◆ PROBLEM TO WORK ON ◆
Count how many lines hold the string "Standard", and give only that number.

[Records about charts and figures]
-- start --
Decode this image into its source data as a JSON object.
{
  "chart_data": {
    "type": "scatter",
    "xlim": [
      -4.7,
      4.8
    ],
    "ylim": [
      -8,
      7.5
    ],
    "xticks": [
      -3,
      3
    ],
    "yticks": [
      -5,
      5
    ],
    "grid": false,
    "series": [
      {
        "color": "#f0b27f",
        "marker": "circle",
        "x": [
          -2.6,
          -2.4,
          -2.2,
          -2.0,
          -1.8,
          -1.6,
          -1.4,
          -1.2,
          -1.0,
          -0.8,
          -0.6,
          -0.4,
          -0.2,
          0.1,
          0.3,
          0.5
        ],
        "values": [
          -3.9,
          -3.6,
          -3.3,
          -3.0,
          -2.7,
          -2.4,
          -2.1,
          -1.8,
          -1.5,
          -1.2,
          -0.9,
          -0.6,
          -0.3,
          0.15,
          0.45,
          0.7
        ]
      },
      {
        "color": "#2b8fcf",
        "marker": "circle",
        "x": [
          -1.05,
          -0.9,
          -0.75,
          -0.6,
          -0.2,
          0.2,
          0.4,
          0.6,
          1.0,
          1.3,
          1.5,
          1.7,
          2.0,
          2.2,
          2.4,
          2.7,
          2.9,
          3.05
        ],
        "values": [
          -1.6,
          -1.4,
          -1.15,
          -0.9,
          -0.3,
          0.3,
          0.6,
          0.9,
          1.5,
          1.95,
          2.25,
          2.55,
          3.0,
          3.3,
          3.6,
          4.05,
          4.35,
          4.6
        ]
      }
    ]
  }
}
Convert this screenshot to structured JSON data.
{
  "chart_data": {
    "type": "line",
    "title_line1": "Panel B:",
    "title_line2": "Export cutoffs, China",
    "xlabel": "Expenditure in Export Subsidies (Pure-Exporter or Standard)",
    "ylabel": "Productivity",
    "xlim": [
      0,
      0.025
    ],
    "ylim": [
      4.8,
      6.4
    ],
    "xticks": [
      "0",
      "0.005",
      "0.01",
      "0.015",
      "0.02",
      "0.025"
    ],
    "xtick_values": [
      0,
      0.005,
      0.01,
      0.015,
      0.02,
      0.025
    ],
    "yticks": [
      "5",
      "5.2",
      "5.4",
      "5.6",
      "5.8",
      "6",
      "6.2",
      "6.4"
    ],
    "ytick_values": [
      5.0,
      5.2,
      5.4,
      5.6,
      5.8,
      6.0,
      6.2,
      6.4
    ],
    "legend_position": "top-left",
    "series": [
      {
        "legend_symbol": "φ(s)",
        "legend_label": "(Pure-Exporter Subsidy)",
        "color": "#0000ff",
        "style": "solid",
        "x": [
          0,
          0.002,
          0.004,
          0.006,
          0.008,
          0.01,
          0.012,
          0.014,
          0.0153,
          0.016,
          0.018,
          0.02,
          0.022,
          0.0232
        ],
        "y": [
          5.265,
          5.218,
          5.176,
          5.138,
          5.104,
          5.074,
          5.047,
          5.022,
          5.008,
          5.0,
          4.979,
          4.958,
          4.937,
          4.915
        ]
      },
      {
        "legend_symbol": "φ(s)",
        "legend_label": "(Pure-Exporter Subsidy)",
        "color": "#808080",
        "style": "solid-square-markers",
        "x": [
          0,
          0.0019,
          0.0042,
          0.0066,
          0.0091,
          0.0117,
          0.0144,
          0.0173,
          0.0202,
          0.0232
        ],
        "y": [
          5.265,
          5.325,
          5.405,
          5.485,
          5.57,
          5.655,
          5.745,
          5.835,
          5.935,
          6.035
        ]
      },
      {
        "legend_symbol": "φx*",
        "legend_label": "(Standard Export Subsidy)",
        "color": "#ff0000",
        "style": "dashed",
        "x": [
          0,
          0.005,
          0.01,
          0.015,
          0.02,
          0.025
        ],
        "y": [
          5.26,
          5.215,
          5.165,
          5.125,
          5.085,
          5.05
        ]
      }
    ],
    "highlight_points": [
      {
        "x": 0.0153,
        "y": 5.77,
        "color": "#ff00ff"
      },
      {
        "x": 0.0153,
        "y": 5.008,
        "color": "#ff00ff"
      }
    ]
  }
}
-- end --
-- start --
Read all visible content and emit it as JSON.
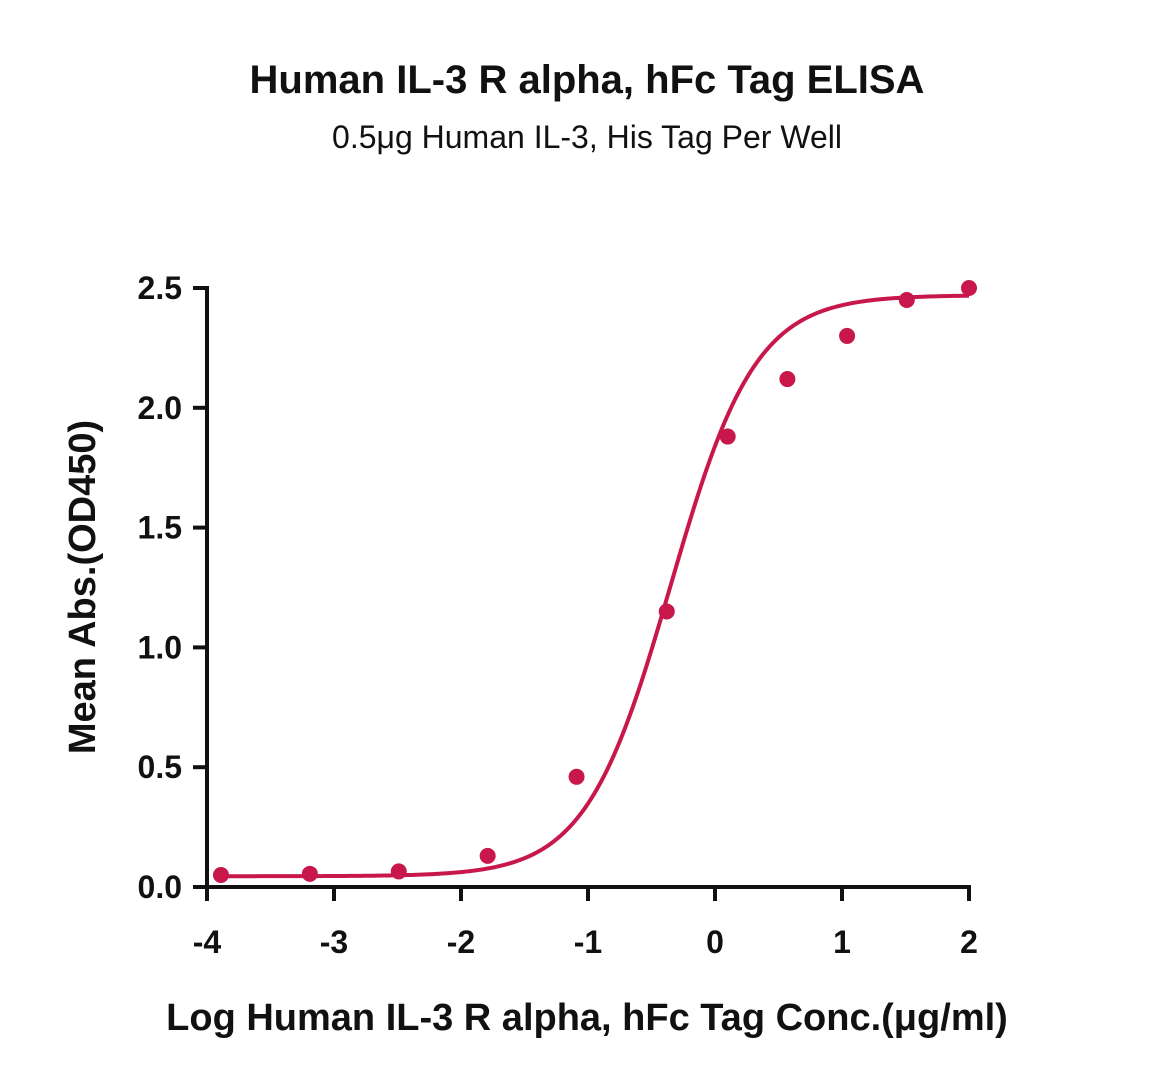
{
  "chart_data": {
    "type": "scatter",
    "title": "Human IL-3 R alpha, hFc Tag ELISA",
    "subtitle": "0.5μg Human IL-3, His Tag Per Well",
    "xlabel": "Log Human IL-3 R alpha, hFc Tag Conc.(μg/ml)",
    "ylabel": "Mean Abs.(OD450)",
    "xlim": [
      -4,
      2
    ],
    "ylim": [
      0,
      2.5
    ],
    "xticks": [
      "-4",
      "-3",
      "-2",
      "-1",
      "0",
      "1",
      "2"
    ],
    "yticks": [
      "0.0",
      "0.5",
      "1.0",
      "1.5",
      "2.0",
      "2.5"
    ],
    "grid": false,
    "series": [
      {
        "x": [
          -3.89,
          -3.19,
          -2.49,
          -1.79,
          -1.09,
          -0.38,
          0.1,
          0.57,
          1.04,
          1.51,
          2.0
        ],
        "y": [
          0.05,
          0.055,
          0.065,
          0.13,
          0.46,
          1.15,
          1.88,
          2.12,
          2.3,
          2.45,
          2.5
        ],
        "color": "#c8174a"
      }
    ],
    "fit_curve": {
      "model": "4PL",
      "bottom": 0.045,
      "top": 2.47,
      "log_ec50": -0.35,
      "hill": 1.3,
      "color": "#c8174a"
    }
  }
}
-- end --
◆ RESULT ◆
2